# Your objective
Below are some entries. Copy each line that holds the string "adsense".

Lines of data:
━━━━━━━━━━

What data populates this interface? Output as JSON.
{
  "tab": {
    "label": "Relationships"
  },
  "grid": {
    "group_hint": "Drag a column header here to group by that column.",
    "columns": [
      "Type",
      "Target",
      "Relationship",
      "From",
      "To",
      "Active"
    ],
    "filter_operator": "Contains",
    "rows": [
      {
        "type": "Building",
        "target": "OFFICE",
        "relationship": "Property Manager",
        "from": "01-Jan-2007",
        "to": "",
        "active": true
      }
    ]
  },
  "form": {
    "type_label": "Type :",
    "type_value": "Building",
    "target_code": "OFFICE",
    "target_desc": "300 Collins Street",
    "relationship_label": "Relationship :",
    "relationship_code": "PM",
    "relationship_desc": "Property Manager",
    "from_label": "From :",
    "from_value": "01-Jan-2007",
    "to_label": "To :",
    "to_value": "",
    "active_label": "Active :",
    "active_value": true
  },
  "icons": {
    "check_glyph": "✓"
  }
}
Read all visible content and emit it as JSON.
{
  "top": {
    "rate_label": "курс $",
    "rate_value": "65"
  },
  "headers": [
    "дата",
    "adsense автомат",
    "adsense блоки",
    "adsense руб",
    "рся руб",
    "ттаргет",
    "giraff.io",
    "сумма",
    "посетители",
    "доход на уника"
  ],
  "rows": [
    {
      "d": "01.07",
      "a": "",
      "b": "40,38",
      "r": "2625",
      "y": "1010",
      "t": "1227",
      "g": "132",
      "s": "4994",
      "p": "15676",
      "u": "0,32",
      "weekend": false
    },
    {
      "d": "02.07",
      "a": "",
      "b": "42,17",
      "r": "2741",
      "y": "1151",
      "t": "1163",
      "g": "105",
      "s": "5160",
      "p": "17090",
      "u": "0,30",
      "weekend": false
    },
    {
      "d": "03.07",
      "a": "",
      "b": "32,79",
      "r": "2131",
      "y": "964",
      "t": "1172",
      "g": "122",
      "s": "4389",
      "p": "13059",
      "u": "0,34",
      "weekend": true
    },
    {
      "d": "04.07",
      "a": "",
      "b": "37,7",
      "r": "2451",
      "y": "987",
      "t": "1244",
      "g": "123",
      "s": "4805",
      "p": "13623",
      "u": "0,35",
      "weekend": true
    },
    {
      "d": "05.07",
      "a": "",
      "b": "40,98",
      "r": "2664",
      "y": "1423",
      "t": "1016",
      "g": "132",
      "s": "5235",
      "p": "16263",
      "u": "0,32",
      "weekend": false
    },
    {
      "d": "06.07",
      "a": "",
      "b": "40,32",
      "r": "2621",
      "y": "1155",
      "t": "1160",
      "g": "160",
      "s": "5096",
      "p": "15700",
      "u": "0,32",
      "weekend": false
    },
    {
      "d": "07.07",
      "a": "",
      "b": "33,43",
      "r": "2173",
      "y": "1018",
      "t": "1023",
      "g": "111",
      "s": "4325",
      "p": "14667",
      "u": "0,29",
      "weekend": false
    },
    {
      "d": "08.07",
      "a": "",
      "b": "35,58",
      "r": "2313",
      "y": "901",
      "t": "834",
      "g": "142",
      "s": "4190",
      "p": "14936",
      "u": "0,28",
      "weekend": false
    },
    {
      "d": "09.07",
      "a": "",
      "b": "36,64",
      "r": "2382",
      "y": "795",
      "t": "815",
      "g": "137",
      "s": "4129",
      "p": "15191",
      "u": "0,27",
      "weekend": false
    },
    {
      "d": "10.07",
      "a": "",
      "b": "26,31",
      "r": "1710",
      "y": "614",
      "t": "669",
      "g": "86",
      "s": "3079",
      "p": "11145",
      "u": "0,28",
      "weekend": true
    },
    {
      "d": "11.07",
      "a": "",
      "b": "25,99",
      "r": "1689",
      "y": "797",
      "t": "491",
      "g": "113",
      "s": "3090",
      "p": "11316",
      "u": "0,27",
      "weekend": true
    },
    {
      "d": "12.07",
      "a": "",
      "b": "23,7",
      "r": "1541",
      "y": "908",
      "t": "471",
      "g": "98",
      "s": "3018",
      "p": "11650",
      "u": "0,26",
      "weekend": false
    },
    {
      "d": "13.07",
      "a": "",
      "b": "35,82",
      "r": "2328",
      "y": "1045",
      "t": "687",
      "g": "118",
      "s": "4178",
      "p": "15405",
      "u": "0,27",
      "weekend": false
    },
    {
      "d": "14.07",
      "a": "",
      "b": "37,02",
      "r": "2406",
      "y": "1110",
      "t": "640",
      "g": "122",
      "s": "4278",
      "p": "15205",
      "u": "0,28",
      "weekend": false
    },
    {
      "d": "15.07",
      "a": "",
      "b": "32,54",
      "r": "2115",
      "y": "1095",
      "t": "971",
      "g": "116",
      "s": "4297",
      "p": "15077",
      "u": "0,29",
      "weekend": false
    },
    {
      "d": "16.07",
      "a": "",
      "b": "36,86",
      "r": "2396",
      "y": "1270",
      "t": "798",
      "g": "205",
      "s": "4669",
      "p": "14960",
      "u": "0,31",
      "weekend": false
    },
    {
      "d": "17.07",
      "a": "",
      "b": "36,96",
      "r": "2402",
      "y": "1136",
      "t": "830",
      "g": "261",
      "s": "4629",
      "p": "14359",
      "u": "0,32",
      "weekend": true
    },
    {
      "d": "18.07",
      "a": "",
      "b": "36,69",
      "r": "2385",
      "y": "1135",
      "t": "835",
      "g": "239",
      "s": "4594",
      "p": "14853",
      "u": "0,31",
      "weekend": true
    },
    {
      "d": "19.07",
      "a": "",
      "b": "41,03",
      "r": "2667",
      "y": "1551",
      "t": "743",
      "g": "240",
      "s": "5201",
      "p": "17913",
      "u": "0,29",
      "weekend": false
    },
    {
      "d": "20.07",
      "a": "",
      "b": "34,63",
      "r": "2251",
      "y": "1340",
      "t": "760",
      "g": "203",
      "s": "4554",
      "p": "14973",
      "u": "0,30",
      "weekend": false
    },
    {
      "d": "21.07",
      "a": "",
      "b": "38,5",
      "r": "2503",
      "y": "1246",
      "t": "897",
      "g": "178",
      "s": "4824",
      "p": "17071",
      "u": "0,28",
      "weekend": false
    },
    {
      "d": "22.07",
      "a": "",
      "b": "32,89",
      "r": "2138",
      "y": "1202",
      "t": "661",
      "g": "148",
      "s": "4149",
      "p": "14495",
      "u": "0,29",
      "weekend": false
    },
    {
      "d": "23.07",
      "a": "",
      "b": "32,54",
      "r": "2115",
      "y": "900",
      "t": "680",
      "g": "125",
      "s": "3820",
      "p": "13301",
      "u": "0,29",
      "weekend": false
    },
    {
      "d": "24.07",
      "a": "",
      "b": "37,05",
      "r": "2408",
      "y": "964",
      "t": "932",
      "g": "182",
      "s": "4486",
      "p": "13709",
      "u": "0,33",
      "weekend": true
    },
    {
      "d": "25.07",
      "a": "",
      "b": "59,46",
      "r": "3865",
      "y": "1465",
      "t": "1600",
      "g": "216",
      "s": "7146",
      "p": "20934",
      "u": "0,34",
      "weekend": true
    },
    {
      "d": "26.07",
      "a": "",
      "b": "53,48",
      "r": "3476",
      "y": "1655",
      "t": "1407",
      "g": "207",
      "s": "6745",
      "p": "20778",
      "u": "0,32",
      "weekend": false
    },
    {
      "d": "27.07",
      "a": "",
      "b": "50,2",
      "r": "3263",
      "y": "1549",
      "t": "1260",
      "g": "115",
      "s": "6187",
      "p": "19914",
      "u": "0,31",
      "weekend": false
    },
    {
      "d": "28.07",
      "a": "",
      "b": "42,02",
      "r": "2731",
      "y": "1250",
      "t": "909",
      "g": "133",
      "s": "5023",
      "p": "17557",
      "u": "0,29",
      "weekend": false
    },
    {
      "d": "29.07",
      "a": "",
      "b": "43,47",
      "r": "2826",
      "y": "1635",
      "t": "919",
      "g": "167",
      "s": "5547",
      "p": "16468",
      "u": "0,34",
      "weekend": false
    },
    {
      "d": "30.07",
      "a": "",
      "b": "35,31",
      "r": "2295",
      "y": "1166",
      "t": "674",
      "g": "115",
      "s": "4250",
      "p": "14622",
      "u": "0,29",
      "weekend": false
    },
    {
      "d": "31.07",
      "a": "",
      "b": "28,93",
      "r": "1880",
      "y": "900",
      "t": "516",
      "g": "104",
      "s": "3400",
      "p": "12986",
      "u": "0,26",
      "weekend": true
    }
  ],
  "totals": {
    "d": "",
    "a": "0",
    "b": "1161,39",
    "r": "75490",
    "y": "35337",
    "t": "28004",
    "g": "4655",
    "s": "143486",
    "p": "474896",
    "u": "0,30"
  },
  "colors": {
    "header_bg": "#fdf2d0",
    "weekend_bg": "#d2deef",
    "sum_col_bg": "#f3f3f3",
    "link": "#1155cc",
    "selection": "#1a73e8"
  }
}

━━━━━━━━━━

# Solution to this problem
    "adsense автомат",
    "adsense блоки",
    "adsense руб",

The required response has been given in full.